* _Work required_: Below are the records; locate each line with the word "name" and copy it.

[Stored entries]

↓

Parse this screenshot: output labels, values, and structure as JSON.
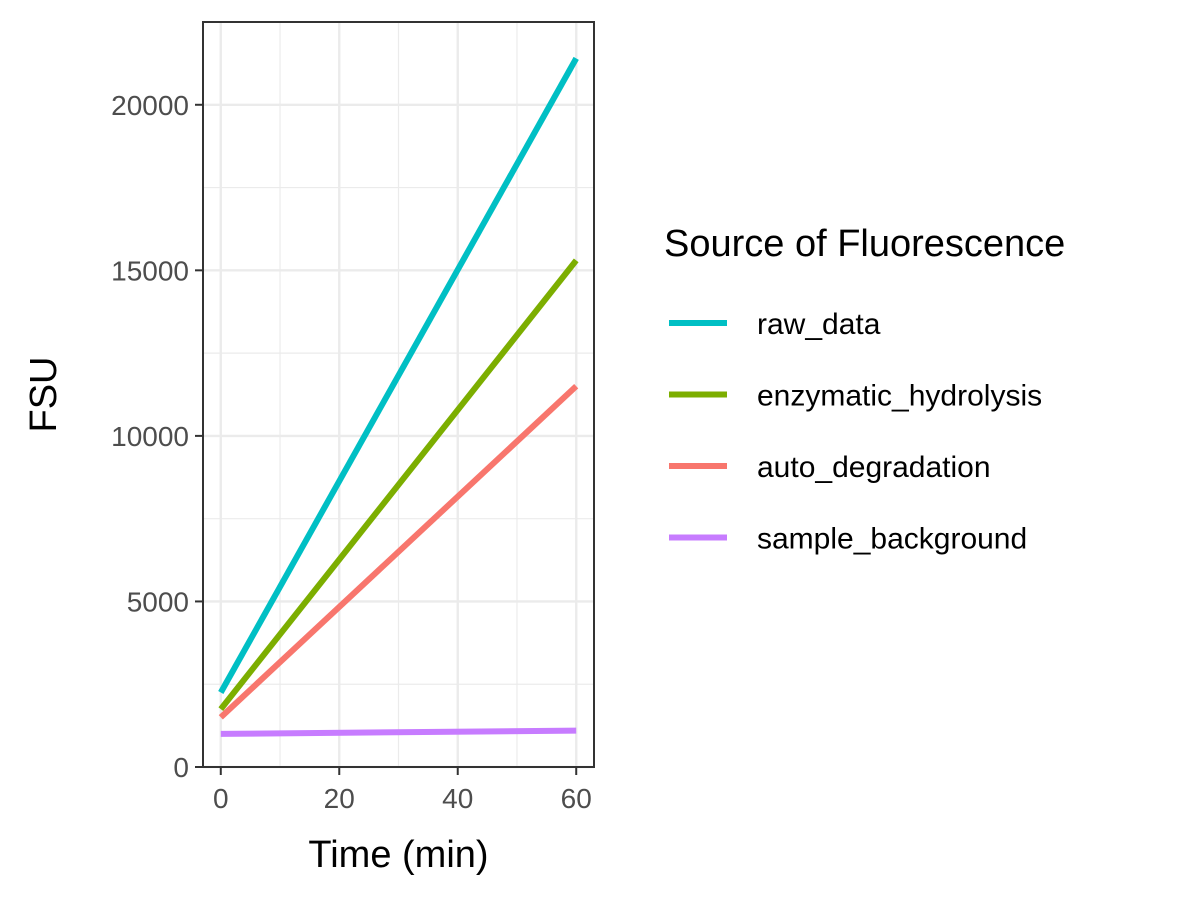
{
  "chart_data": {
    "type": "line",
    "xlabel": "Time (min)",
    "ylabel": "FSU",
    "xlim": [
      -3,
      63
    ],
    "ylim": [
      0,
      22500
    ],
    "x_ticks": [
      0,
      20,
      40,
      60
    ],
    "x_tick_labels": [
      "0",
      "20",
      "40",
      "60"
    ],
    "x_minor_ticks": [
      10,
      30,
      50
    ],
    "y_ticks": [
      0,
      5000,
      10000,
      15000,
      20000
    ],
    "y_tick_labels": [
      "0",
      "5000",
      "10000",
      "15000",
      "20000"
    ],
    "y_minor_ticks": [
      2500,
      7500,
      12500,
      17500
    ],
    "grid": true,
    "legend": {
      "title": "Source of Fluorescence",
      "position": "right"
    },
    "series": [
      {
        "name": "raw_data",
        "color": "#00BFC4",
        "x": [
          0,
          60
        ],
        "values": [
          2250,
          21400
        ]
      },
      {
        "name": "enzymatic_hydrolysis",
        "color": "#7CAE00",
        "x": [
          0,
          60
        ],
        "values": [
          1750,
          15300
        ]
      },
      {
        "name": "auto_degradation",
        "color": "#F8766D",
        "x": [
          0,
          60
        ],
        "values": [
          1500,
          11500
        ]
      },
      {
        "name": "sample_background",
        "color": "#C77CFF",
        "x": [
          0,
          60
        ],
        "values": [
          1000,
          1100
        ]
      }
    ]
  }
}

↑

* _Exercise solution_:
        "name": "raw_data",
        "name": "enzymatic_hydrolysis",
        "name": "auto_degradation",
        "name": "sample_background",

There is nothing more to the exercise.